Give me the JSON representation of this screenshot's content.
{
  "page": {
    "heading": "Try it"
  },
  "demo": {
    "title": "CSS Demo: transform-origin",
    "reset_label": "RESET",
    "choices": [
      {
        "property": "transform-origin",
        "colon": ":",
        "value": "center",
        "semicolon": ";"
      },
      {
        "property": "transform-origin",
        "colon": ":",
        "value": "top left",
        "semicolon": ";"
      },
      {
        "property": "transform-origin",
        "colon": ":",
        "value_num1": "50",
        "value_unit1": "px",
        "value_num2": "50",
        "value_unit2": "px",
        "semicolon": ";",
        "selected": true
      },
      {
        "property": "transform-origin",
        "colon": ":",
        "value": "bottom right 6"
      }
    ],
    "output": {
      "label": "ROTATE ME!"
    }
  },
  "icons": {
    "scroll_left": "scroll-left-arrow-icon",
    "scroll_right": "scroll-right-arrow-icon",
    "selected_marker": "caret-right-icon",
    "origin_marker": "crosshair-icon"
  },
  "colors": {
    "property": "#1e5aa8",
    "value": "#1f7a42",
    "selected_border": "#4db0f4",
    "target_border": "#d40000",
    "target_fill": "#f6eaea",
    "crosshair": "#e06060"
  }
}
----------
→ **WORK TO BE COMPLETED**
Copy out every line where the word "scroll" occurs.

→ **SOLUTION TO THIS TASK**
    "scroll_left": "scroll-left-arrow-icon",
    "scroll_right": "scroll-right-arrow-icon",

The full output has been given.